Records for the exercise »

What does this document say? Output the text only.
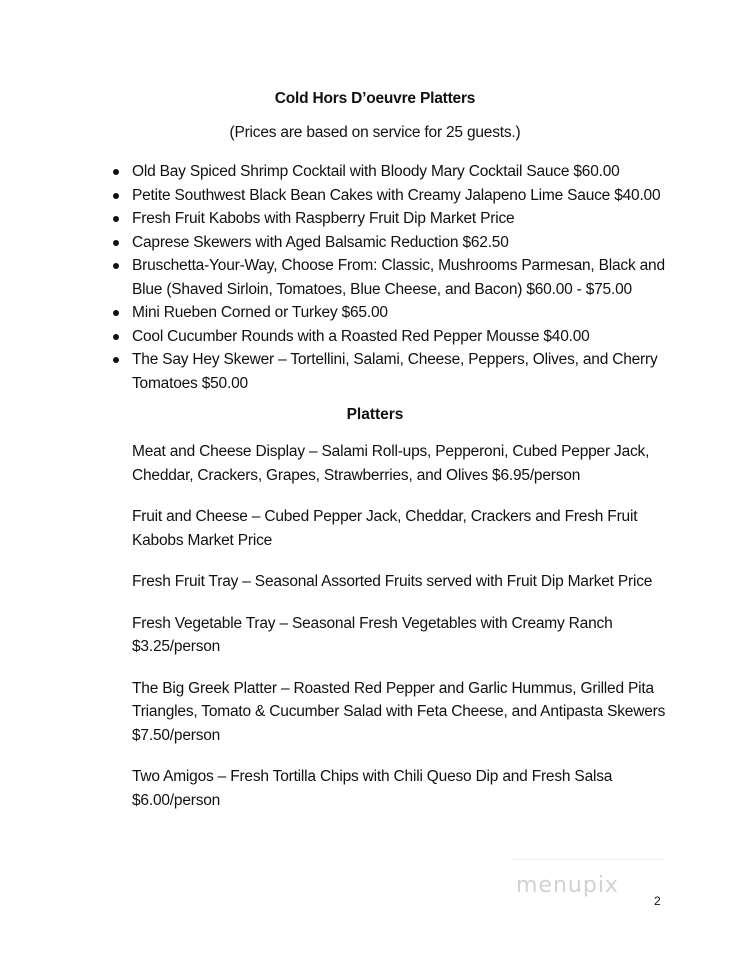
Cold Hors D’oeuvre Platters
(Prices are based on service for 25 guests.)
Old Bay Spiced Shrimp Cocktail with Bloody Mary Cocktail Sauce $60.00
Petite Southwest Black Bean Cakes with Creamy Jalapeno Lime Sauce $40.00
Fresh Fruit Kabobs with Raspberry Fruit Dip Market Price
Caprese Skewers with Aged Balsamic Reduction $62.50
Bruschetta-Your-Way, Choose From: Classic, Mushrooms Parmesan, Black and Blue (Shaved Sirloin, Tomatoes, Blue Cheese, and Bacon) $60.00 - $75.00
Mini Rueben Corned or Turkey $65.00
Cool Cucumber Rounds with a Roasted Red Pepper Mousse $40.00
The Say Hey Skewer – Tortellini, Salami, Cheese, Peppers, Olives, and Cherry Tomatoes $50.00
Platters
Meat and Cheese Display – Salami Roll-ups, Pepperoni, Cubed Pepper Jack, Cheddar, Crackers, Grapes, Strawberries, and Olives $6.95/person
Fruit and Cheese – Cubed Pepper Jack, Cheddar, Crackers and Fresh Fruit Kabobs Market Price
Fresh Fruit Tray – Seasonal Assorted Fruits served with Fruit Dip Market Price
Fresh Vegetable Tray – Seasonal Fresh Vegetables with Creamy Ranch $3.25/person
The Big Greek Platter – Roasted Red Pepper and Garlic Hummus, Grilled Pita Triangles, Tomato & Cucumber Salad with Feta Cheese, and Antipasta Skewers $7.50/person
Two Amigos – Fresh Tortilla Chips with Chili Queso Dip and Fresh Salsa $6.00/person
menupix
2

The problem »
Pictures excluded, quote all the data above exactly.

Response below »
What does this document say? Output the text only.
Cold Hors D’oeuvre Platters
(Prices are based on service for 25 guests.)
Old Bay Spiced Shrimp Cocktail with Bloody Mary Cocktail Sauce $60.00
Petite Southwest Black Bean Cakes with Creamy Jalapeno Lime Sauce $40.00
Fresh Fruit Kabobs with Raspberry Fruit Dip Market Price
Caprese Skewers with Aged Balsamic Reduction $62.50
Bruschetta-Your-Way, Choose From: Classic, Mushrooms Parmesan, Black and Blue (Shaved Sirloin, Tomatoes, Blue Cheese, and Bacon) $60.00 - $75.00
Mini Rueben Corned or Turkey $65.00
Cool Cucumber Rounds with a Roasted Red Pepper Mousse $40.00
The Say Hey Skewer – Tortellini, Salami, Cheese, Peppers, Olives, and Cherry Tomatoes $50.00
Platters
Meat and Cheese Display – Salami Roll-ups, Pepperoni, Cubed Pepper Jack, Cheddar, Crackers, Grapes, Strawberries, and Olives $6.95/person
Fruit and Cheese – Cubed Pepper Jack, Cheddar, Crackers and Fresh Fruit Kabobs Market Price
Fresh Fruit Tray – Seasonal Assorted Fruits served with Fruit Dip Market Price
Fresh Vegetable Tray – Seasonal Fresh Vegetables with Creamy Ranch $3.25/person
The Big Greek Platter – Roasted Red Pepper and Garlic Hummus, Grilled Pita Triangles, Tomato & Cucumber Salad with Feta Cheese, and Antipasta Skewers $7.50/person
Two Amigos – Fresh Tortilla Chips with Chili Queso Dip and Fresh Salsa $6.00/person
menupix
2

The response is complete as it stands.